### [What you have to do]
In the passage about Santa, what is the name of the writer's son?

### [Passage provided]
◆ ◆ ◆

At least, that’s how it used to be. Until that jolly old bastard forced his way into my life.

Stern Santa

Photo Credit: LadyDragonflyCC – >;< / Flickr / CC BY 2.0 / (cropped)

I have never, not once, not ever, encouraged a belief in Santa. But that bitch is everywhere. Every time anyone talks to my son, they ask him if he’s excited for Santa to bring him presents. They ask him what he wants from Santa. They tell him he better be good or Santa won’t come. They lie, because Santa ain’t bringing shit and Momma is going to get Holden way too many presents no matter how bad he is because she’s a sucker. So I tried not to lie.

I tried not to lie not only for my own selfish reasons (I wanted the credit, I didn’t feel like dealing with my son’s devastation when he found out the truth, etc.) but for the world. I don’t like the concept of Santa for many reasons, but some of them are kind-hearted. I don’t like the concept of Santa because what happens when one kid gets the pony he asked for but another doesn’t even get the pair of socks she wanted? Is Santa mad at her? What happens when rich parents buy their daughter a whole room’s worth of presents but poor parents can’t even afford to give their son a decent meal? Did Santa forget about him? What happens when the really bad kids get all sorts of stuff but the super sweet and kind children get little to nothing? I’ll tell you what happens — the super sweet and kind kids think they weren’t sweet and kind enough and become broken, while the really bad kids realize that they can get away with whatever the hell they want, because Santa is a pushover.

I know there are a lot of systems in place to make sure some of those things don’t happen. Toy drives and food banks and the like. And that’s wonderful, and I’ll talk more about that in a moment. But, what happens when a child’s world is turned so upside down that they don’t want toys or clothes or food? What if they want their sick mother to get better, or their deceased father to come back, or for their brother to stop coming into their room at night, or to have a home bigger than a cardboard box? What does Santa do then? There are some pretty amazing people in the world who have just the right thing to say to these kids to restore their hope, but sadly not every child gets paired up with such a person. Sometimes, kids won’t even tell an adult that these are their wishes so no one even knows, but Santa knows because they wrote a letter to the North Pole. I just think that “Santa” should be more realistic, more attainable. I don’t know how Saint Nick turned into a fat man in a red suit shimmying down chimneys to leave everyone a puppy, but what if Santa was more of an idea than an actual person?

Instead of having that image in their heads, we could tell children that Santa was a helping hand. A kind stranger. A welcomed friend. That family member who took you in for the night so you could have a home-cooked meal and a roof over your head, that’s Santa. That stranger who donated a toy so a needy child somewhere would have something to unwrap on Christmas, that’s Santa. The friend who gives you their kids’ old coats and shoes, that’s Santa. The teacher who takes extra time to really listen and speaks those words I talked about one paragraph up, that’s Santa. Anyone who keeps the hope alive, those people are the Santa I want my son to know about. It doesn’t have to be any less magical just because it’s real. Reality is filled with the best kind of magic, sometimes you just have to look a little harder to find it.

◆ ◆ ◆

### [Dataset section]
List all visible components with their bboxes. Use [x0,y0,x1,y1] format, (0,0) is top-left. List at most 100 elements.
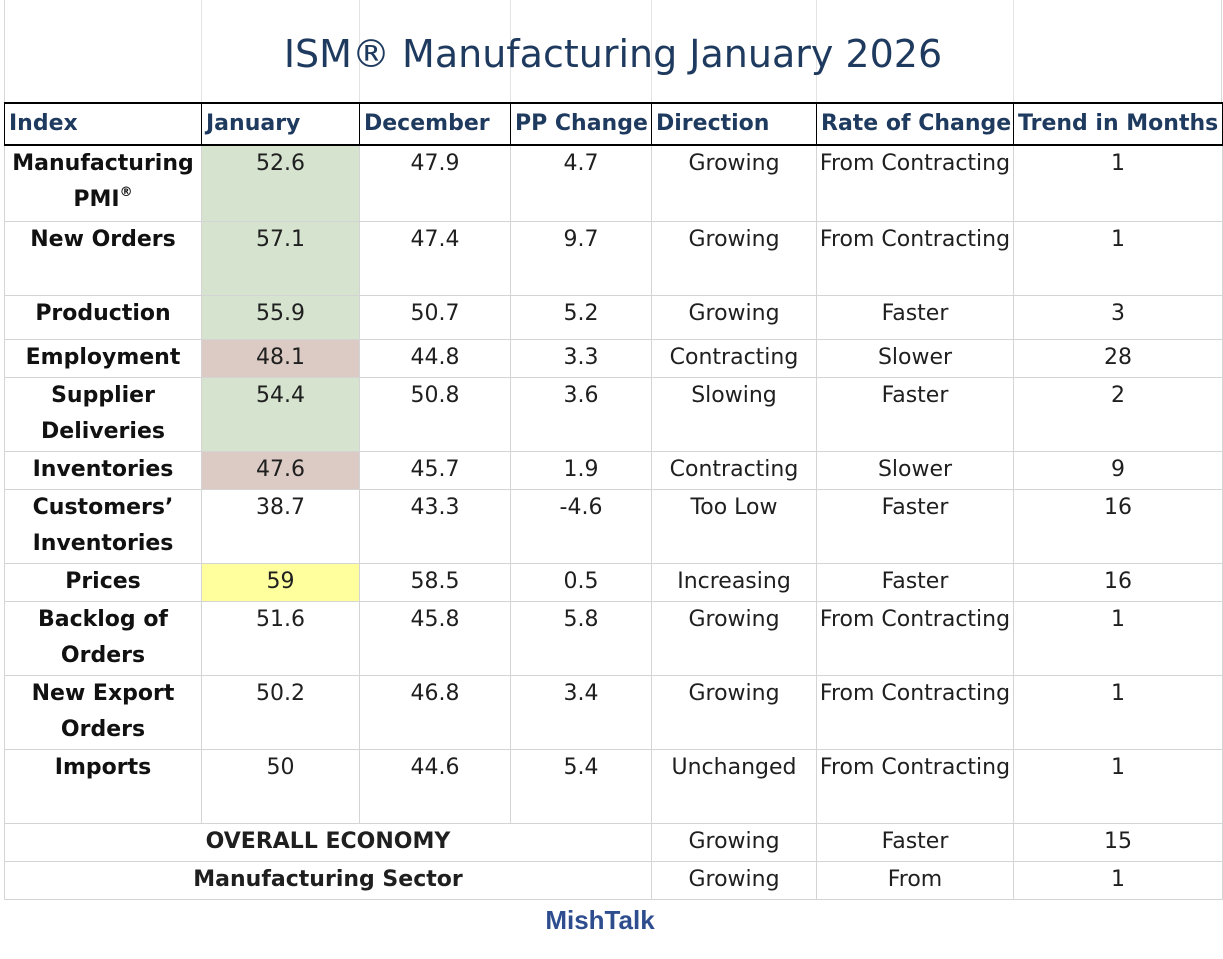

◆ ◆ ◆

### [Task answer]
Holden.